■ Exercise:
What is the number of lines in the entries below that include the word "котором"? Provide the number only.
BEGIN Supplied material
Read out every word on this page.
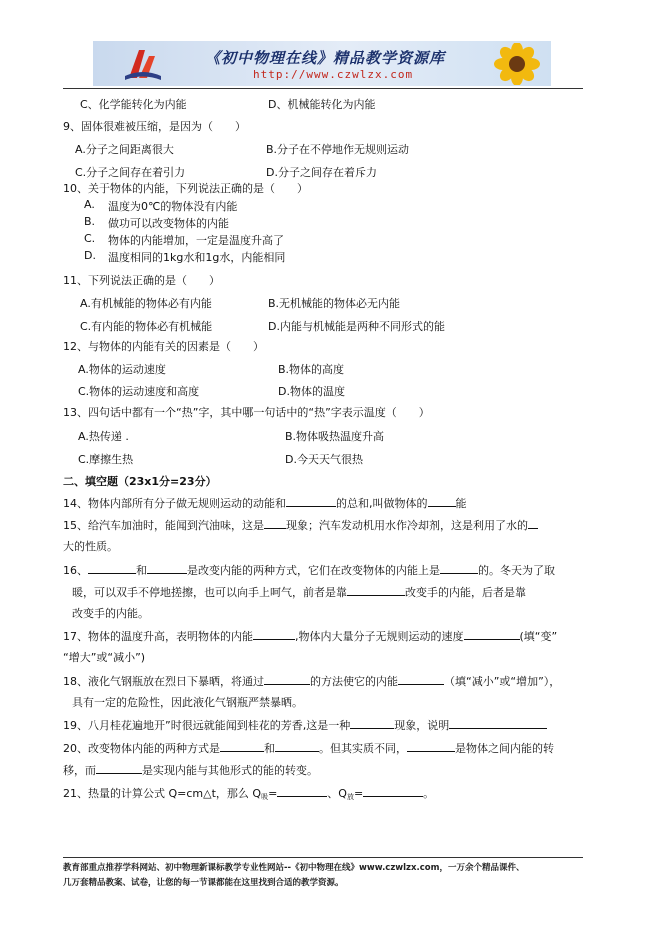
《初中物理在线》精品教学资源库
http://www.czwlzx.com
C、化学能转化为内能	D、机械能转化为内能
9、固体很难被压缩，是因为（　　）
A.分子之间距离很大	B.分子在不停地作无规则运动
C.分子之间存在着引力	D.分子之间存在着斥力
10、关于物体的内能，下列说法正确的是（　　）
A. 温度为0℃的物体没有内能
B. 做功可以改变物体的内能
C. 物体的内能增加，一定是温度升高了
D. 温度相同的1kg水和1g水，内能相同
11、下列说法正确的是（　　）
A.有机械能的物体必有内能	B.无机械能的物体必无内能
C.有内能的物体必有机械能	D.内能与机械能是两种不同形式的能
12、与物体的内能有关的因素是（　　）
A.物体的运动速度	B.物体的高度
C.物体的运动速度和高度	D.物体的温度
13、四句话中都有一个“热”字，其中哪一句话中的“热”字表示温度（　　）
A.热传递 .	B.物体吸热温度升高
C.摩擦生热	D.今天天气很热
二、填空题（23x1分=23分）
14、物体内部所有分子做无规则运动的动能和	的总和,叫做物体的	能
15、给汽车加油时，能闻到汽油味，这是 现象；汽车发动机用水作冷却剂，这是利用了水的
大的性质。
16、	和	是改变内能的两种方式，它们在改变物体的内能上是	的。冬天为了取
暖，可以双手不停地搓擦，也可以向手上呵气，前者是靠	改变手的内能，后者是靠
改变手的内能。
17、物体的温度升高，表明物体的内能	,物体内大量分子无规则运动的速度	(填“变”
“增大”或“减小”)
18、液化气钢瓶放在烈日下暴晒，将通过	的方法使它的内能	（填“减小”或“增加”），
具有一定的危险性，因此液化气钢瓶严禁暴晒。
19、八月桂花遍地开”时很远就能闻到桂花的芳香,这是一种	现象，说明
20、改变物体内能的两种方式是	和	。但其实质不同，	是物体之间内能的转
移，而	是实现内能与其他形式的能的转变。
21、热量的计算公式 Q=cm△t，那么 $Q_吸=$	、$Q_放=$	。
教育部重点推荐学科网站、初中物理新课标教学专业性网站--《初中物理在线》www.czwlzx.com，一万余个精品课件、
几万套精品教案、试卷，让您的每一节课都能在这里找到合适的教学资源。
END Supplied material
BEGIN Supplied material
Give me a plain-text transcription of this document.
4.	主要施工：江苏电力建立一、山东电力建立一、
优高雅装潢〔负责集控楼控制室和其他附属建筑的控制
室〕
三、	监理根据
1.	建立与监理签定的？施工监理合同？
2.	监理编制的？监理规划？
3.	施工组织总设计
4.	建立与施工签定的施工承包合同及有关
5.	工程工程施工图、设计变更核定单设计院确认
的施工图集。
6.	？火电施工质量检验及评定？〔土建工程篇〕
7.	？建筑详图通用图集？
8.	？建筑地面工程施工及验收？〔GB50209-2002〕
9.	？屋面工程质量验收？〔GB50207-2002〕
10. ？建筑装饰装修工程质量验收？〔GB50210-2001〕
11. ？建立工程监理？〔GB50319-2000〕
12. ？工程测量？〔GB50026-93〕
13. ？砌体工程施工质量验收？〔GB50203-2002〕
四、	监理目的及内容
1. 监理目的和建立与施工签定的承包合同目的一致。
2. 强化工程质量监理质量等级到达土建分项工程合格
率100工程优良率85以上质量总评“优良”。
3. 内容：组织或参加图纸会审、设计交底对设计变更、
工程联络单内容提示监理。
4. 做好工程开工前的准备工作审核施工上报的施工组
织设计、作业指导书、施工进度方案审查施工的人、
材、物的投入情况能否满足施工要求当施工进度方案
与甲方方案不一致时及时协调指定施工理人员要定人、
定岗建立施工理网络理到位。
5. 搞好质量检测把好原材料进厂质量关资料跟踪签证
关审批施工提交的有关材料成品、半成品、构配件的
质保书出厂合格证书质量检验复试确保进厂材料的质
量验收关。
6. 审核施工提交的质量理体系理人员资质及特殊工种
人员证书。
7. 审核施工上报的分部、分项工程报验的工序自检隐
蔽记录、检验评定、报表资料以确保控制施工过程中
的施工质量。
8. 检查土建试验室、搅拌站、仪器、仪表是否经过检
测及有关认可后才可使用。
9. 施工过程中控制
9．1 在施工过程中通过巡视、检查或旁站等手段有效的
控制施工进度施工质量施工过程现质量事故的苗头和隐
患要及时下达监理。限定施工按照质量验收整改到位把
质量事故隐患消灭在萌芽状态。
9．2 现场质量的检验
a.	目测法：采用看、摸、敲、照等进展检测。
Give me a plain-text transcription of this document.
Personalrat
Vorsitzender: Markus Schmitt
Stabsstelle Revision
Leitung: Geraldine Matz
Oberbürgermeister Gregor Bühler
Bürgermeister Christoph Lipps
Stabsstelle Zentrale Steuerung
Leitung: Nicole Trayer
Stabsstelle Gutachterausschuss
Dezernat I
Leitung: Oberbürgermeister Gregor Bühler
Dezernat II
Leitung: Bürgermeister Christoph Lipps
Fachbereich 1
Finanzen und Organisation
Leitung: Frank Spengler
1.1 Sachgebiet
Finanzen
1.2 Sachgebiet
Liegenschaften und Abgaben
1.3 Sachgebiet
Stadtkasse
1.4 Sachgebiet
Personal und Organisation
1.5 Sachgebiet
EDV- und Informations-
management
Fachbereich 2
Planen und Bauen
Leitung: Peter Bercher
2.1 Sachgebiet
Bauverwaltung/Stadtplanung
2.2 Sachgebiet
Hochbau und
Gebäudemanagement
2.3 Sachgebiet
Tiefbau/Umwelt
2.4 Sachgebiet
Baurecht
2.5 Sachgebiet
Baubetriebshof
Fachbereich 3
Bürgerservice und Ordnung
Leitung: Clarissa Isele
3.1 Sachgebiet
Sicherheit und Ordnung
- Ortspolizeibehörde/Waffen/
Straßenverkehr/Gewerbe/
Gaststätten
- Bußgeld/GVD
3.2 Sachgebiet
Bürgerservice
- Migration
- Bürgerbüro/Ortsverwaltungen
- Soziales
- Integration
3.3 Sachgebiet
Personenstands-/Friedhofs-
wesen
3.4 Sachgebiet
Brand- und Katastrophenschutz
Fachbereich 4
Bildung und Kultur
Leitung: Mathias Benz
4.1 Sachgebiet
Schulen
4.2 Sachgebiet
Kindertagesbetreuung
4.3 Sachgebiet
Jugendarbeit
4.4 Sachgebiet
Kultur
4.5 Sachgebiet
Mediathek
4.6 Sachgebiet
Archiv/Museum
END Supplied material
BEGIN Supplied material
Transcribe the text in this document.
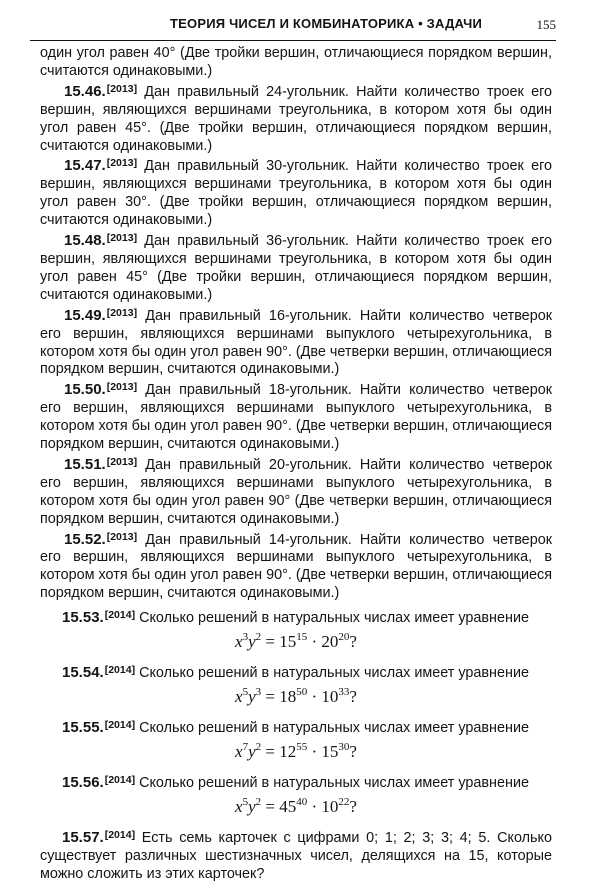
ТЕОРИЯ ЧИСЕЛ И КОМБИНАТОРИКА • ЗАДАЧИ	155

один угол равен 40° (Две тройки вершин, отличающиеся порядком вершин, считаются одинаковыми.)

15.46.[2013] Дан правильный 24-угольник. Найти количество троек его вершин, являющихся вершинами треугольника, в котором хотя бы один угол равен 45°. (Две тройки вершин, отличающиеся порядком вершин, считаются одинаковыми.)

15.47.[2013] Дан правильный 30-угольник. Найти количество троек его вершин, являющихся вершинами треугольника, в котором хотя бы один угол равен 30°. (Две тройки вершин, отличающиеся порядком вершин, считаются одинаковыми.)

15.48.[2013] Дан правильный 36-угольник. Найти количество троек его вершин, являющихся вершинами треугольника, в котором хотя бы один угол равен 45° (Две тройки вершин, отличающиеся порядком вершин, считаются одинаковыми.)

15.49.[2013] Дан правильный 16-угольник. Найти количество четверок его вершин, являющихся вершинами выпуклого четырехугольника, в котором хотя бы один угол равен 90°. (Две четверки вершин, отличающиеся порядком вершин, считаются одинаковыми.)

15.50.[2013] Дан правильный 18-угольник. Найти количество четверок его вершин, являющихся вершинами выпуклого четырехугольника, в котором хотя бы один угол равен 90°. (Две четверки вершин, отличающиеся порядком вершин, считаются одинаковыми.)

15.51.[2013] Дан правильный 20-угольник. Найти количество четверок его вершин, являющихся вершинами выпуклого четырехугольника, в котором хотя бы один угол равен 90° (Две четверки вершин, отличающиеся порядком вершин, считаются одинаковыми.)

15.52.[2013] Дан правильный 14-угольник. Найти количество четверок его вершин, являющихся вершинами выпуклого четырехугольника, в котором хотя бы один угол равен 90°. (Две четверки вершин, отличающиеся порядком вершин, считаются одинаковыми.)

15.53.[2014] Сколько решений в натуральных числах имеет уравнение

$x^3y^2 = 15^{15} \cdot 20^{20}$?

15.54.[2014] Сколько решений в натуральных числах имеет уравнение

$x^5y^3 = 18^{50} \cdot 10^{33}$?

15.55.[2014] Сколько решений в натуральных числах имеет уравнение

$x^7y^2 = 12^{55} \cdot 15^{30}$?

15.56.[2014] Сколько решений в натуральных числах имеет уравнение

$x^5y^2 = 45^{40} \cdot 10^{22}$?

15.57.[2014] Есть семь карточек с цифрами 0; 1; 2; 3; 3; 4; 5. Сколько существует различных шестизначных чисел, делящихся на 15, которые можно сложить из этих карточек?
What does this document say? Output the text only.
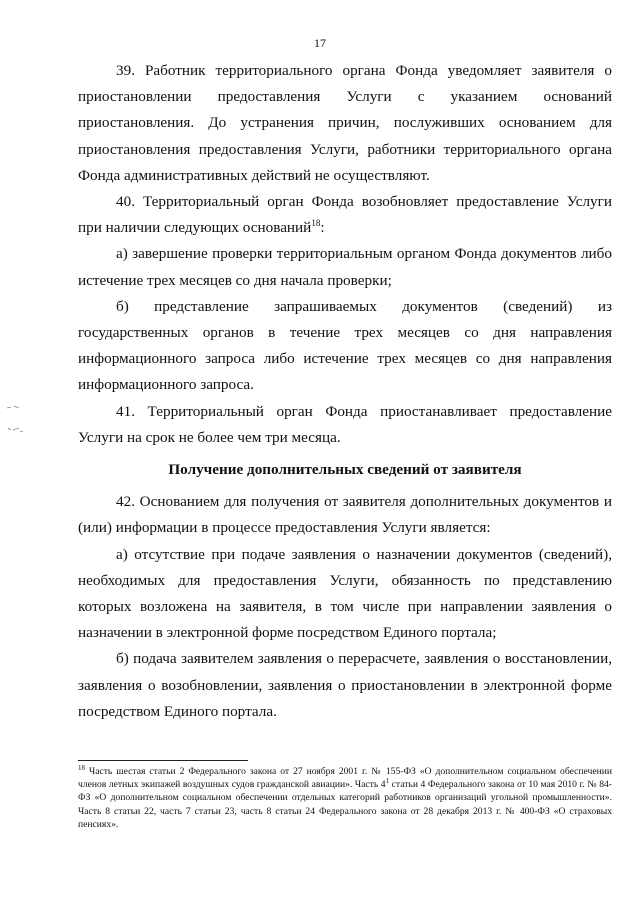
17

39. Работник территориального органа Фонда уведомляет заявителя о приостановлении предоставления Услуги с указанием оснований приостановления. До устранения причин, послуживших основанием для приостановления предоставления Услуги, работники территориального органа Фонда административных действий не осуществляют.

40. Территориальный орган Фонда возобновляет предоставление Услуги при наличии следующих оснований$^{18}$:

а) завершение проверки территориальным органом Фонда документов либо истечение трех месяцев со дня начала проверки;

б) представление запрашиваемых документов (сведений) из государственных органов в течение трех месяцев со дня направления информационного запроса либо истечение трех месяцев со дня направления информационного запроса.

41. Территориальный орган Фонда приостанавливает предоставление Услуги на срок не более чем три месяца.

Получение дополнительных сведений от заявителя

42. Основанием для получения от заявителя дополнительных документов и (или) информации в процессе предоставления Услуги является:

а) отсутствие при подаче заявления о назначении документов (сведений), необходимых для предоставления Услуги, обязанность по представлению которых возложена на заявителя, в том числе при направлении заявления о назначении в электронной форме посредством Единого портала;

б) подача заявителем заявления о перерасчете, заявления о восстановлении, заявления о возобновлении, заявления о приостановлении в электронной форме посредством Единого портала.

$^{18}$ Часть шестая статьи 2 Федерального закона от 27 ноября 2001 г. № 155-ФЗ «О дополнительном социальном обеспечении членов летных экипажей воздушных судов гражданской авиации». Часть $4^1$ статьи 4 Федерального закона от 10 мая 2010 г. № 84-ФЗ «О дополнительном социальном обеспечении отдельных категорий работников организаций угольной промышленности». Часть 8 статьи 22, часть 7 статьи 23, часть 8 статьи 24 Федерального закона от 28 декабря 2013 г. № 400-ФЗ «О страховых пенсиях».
END Supplied material
■ Problem solution:
7